__GOAL__:
Quote each line of the material verbatim, without the pictures.

-- BEGIN RECORDS TO USE --

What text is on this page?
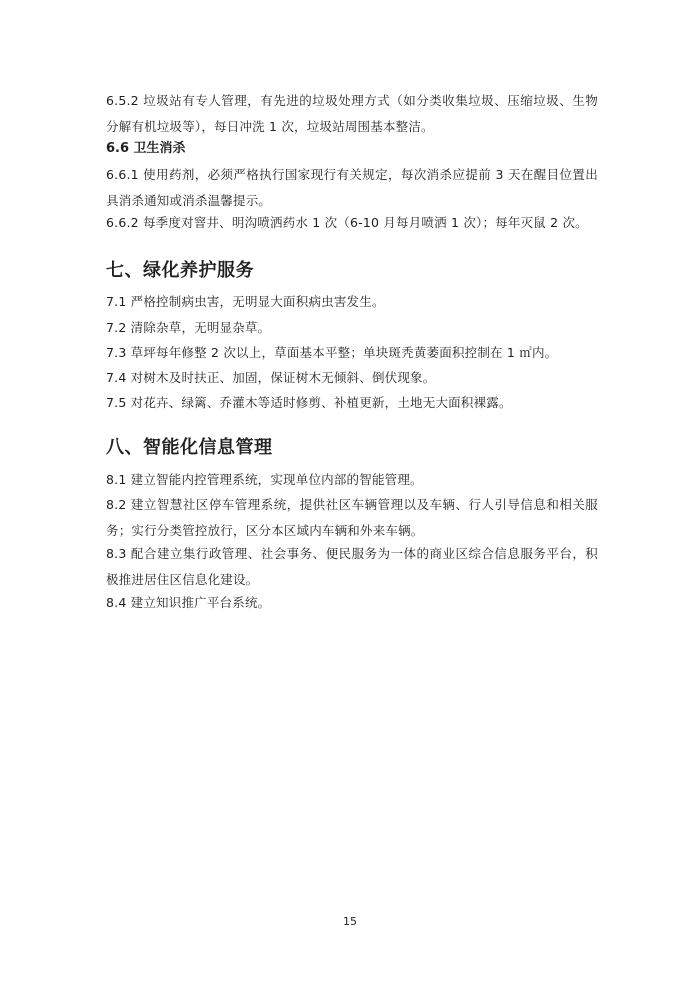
6.5.2 垃圾站有专人管理，有先进的垃圾处理方式（如分类收集垃圾、压缩垃圾、生物分解有机垃圾等），每日冲洗 1 次，垃圾站周围基本整洁。

6.6 卫生消杀

6.6.1 使用药剂，必须严格执行国家现行有关规定，每次消杀应提前 3 天在醒目位置出具消杀通知或消杀温馨提示。

6.6.2 每季度对窨井、明沟喷洒药水 1 次（6-10 月每月喷洒 1 次）；每年灭鼠 2 次。

七、绿化养护服务

7.1 严格控制病虫害，无明显大面积病虫害发生。

7.2 清除杂草，无明显杂草。

7.3 草坪每年修整 2 次以上，草面基本平整；单块斑秃黄萎面积控制在 1 ㎡内。

7.4 对树木及时扶正、加固，保证树木无倾斜、倒伏现象。

7.5 对花卉、绿篱、乔灌木等适时修剪、补植更新，土地无大面积裸露。

八、智能化信息管理

8.1 建立智能内控管理系统，实现单位内部的智能管理。

8.2 建立智慧社区停车管理系统，提供社区车辆管理以及车辆、行人引导信息和相关服务；实行分类管控放行，区分本区域内车辆和外来车辆。

8.3 配合建立集行政管理、社会事务、便民服务为一体的商业区综合信息服务平台，积极推进居住区信息化建设。

8.4 建立知识推广平台系统。

15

-- END RECORDS TO USE --

__THE COMPLETED TASK__:
What text is on this page?
6.5.2 垃圾站有专人管理，有先进的垃圾处理方式（如分类收集垃圾、压缩垃圾、生物分解有机垃圾等），每日冲洗 1 次，垃圾站周围基本整洁。

6.6 卫生消杀

6.6.1 使用药剂，必须严格执行国家现行有关规定，每次消杀应提前 3 天在醒目位置出具消杀通知或消杀温馨提示。

6.6.2 每季度对窨井、明沟喷洒药水 1 次（6-10 月每月喷洒 1 次）；每年灭鼠 2 次。

七、绿化养护服务

7.1 严格控制病虫害，无明显大面积病虫害发生。

7.2 清除杂草，无明显杂草。

7.3 草坪每年修整 2 次以上，草面基本平整；单块斑秃黄萎面积控制在 1 ㎡内。

7.4 对树木及时扶正、加固，保证树木无倾斜、倒伏现象。

7.5 对花卉、绿篱、乔灌木等适时修剪、补植更新，土地无大面积裸露。

八、智能化信息管理

8.1 建立智能内控管理系统，实现单位内部的智能管理。

8.2 建立智慧社区停车管理系统，提供社区车辆管理以及车辆、行人引导信息和相关服务；实行分类管控放行，区分本区域内车辆和外来车辆。

8.3 配合建立集行政管理、社会事务、便民服务为一体的商业区综合信息服务平台，积极推进居住区信息化建设。

8.4 建立知识推广平台系统。

15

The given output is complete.